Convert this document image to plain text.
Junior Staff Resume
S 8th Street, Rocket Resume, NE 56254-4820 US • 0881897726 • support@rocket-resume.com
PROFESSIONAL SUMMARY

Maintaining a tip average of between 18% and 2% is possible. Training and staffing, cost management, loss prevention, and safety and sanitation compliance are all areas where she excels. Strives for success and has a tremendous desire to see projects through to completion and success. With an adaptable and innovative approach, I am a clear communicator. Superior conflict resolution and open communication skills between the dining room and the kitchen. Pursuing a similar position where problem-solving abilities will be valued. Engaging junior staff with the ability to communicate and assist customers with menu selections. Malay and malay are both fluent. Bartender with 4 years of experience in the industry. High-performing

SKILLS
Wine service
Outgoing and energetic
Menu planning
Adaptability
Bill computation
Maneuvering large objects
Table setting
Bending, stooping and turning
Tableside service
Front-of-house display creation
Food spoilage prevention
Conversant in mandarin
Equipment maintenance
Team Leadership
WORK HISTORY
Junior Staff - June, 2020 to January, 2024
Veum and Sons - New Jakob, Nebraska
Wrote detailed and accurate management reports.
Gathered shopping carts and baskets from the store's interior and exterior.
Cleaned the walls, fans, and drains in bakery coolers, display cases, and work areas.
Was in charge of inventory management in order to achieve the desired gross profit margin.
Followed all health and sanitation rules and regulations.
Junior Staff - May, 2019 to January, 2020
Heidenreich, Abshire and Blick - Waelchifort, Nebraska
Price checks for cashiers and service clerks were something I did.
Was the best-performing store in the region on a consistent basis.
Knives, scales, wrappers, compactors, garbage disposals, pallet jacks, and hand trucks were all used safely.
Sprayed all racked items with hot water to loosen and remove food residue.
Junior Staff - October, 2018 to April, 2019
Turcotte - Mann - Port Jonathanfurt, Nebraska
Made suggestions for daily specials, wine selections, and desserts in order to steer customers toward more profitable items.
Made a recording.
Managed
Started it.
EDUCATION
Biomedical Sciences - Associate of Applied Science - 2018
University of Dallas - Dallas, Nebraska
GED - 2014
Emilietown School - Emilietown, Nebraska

- **STATED TASK**: Produce a verbatim transcription of the entries above.

- **RESPONSE TO THE EXERCISE**:
Convert this document image to plain text.
Junior Staff Resume
S 8th Street, Rocket Resume, NE 56254-4820 US • 0881897726 • support@rocket-resume.com
PROFESSIONAL SUMMARY

Maintaining a tip average of between 18% and 2% is possible. Training and staffing, cost management, loss prevention, and safety and sanitation compliance are all areas where she excels. Strives for success and has a tremendous desire to see projects through to completion and success. With an adaptable and innovative approach, I am a clear communicator. Superior conflict resolution and open communication skills between the dining room and the kitchen. Pursuing a similar position where problem-solving abilities will be valued. Engaging junior staff with the ability to communicate and assist customers with menu selections. Malay and malay are both fluent. Bartender with 4 years of experience in the industry. High-performing

SKILLS
Wine service
Outgoing and energetic
Menu planning
Adaptability
Bill computation
Maneuvering large objects
Table setting
Bending, stooping and turning
Tableside service
Front-of-house display creation
Food spoilage prevention
Conversant in mandarin
Equipment maintenance
Team Leadership
WORK HISTORY
Junior Staff - June, 2020 to January, 2024
Veum and Sons - New Jakob, Nebraska
Wrote detailed and accurate management reports.
Gathered shopping carts and baskets from the store's interior and exterior.
Cleaned the walls, fans, and drains in bakery coolers, display cases, and work areas.
Was in charge of inventory management in order to achieve the desired gross profit margin.
Followed all health and sanitation rules and regulations.
Junior Staff - May, 2019 to January, 2020
Heidenreich, Abshire and Blick - Waelchifort, Nebraska
Price checks for cashiers and service clerks were something I did.
Was the best-performing store in the region on a consistent basis.
Knives, scales, wrappers, compactors, garbage disposals, pallet jacks, and hand trucks were all used safely.
Sprayed all racked items with hot water to loosen and remove food residue.
Junior Staff - October, 2018 to April, 2019
Turcotte - Mann - Port Jonathanfurt, Nebraska
Made suggestions for daily specials, wine selections, and desserts in order to steer customers toward more profitable items.
Made a recording.
Managed
Started it.
EDUCATION
Biomedical Sciences - Associate of Applied Science - 2018
University of Dallas - Dallas, Nebraska
GED - 2014
Emilietown School - Emilietown, Nebraska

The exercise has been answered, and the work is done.